Note how many lines hold the string "健康指导" and give that number without any other words.

▸ Items
┄┄┄┄┄┄

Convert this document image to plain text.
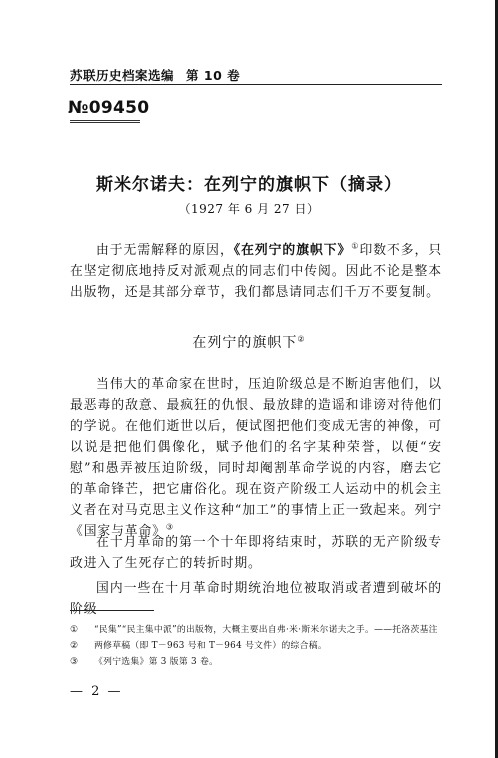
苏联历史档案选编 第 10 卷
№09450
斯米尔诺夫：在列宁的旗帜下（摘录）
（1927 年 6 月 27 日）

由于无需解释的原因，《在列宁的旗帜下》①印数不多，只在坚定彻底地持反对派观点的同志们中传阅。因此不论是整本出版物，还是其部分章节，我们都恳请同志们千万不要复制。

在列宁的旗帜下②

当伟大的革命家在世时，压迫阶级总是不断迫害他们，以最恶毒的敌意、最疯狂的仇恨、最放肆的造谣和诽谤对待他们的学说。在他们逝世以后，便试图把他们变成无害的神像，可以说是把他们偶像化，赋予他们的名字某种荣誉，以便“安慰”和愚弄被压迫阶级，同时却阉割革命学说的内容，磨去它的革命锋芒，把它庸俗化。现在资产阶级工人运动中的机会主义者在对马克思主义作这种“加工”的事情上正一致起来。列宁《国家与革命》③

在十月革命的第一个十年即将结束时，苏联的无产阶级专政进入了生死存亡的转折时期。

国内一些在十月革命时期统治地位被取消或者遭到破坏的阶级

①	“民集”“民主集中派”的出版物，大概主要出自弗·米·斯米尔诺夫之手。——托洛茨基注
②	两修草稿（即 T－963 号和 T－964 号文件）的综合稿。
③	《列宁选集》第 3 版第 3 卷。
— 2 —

┄┄┄┄┄┄

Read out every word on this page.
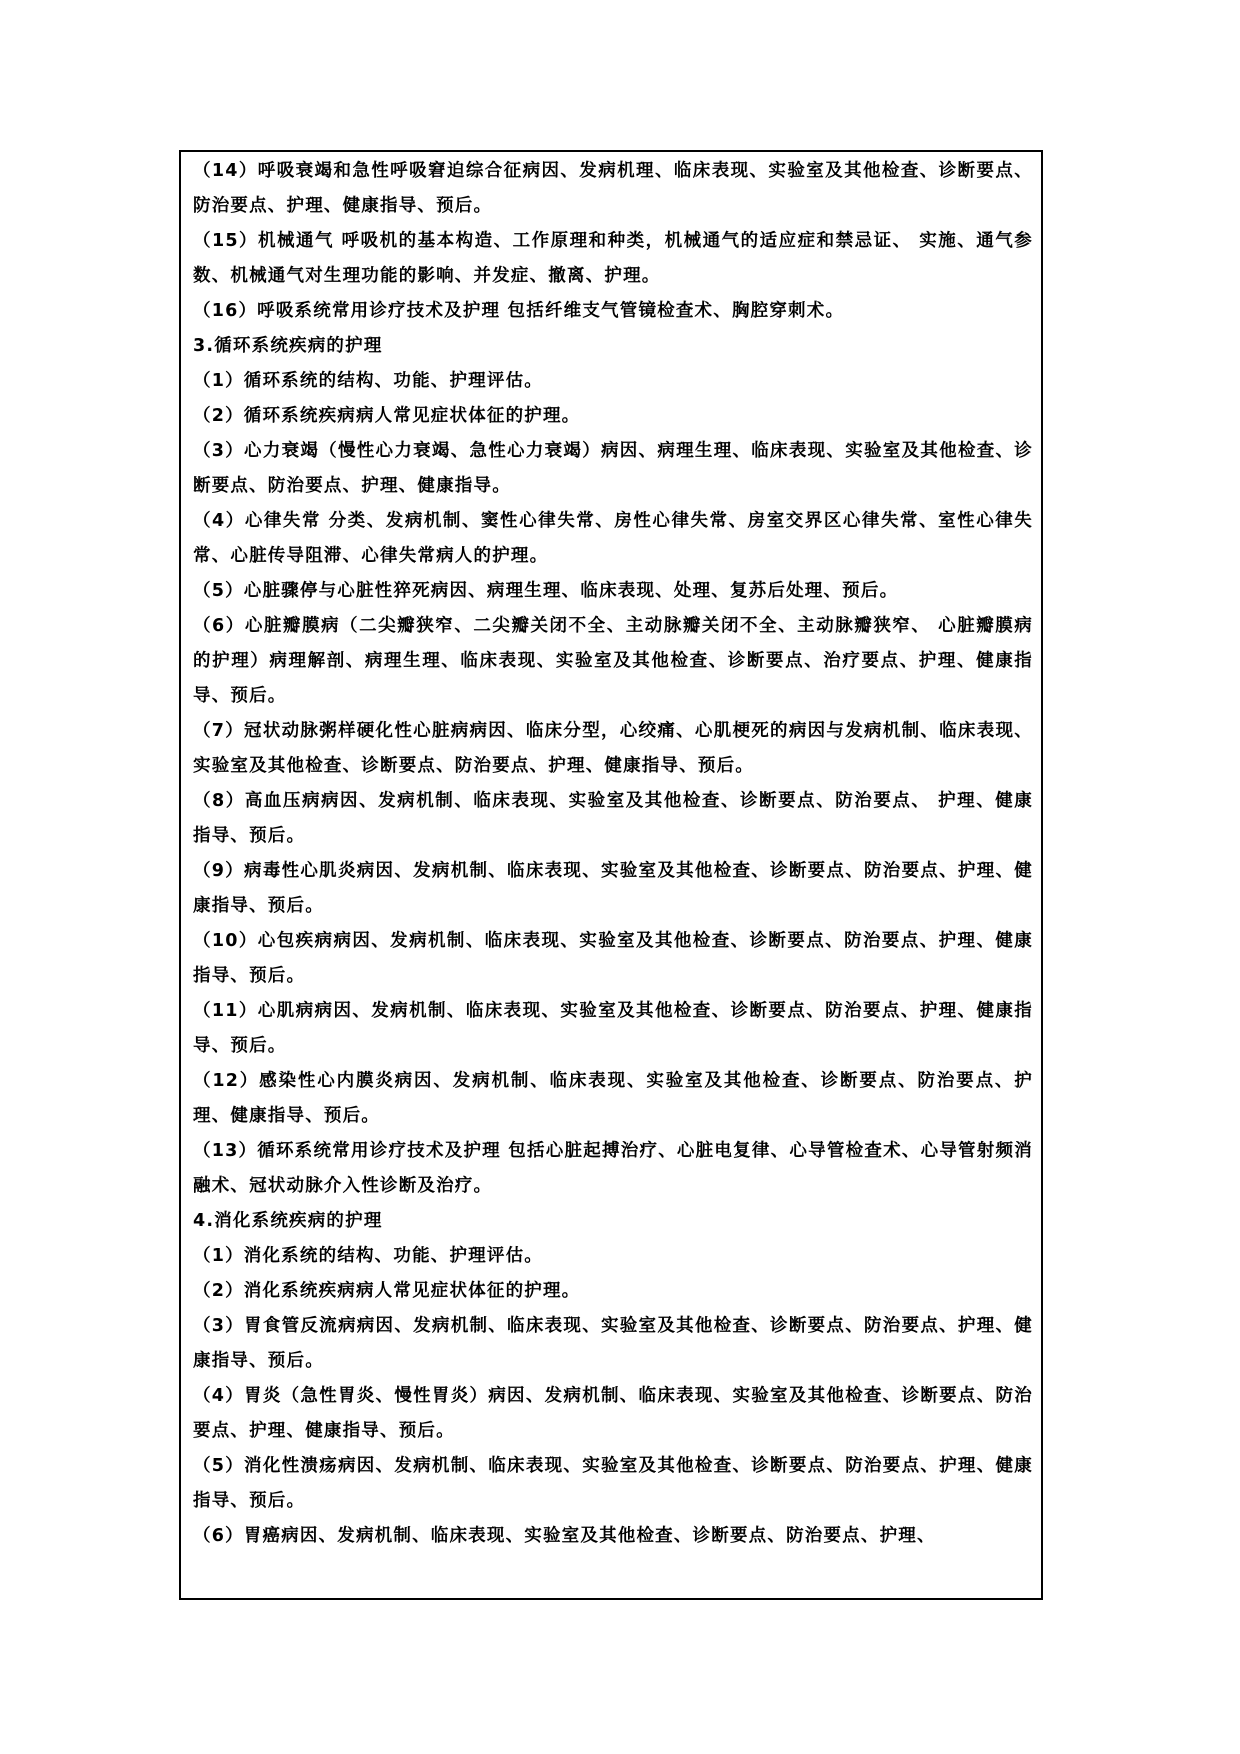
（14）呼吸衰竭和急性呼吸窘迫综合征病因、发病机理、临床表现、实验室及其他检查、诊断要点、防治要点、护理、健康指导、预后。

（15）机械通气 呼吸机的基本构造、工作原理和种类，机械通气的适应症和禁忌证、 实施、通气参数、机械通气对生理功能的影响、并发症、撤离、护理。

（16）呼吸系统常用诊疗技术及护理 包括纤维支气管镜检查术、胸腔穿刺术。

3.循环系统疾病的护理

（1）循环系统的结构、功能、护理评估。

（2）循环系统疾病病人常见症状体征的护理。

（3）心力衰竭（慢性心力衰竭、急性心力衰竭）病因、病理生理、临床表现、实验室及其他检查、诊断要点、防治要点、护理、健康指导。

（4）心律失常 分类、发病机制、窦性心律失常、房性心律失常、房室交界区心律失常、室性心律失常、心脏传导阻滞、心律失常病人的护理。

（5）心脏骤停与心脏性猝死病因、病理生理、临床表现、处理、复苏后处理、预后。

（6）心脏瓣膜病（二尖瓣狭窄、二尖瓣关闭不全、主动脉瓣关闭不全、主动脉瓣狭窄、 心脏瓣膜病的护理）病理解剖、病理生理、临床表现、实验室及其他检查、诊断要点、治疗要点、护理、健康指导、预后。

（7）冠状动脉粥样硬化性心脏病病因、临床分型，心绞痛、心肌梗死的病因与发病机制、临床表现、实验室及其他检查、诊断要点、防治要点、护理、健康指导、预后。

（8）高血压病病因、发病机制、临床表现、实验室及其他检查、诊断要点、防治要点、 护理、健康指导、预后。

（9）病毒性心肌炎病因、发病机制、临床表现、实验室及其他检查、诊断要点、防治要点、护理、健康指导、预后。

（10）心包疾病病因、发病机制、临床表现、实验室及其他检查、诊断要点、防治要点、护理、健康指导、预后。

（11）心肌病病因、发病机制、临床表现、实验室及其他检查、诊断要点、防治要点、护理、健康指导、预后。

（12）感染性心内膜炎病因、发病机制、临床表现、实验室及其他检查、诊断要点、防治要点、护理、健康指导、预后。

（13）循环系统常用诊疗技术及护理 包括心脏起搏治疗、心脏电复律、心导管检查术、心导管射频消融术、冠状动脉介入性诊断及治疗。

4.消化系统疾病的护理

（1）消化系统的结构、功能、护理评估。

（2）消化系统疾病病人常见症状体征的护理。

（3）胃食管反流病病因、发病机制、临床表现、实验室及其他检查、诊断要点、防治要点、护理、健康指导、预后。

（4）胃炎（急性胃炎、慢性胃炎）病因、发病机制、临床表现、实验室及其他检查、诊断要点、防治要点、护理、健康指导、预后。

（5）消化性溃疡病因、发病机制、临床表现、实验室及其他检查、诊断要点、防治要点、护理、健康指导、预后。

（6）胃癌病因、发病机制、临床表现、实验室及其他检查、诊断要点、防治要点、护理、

┄┄┄┄┄┄

▸ Response to the exercise
12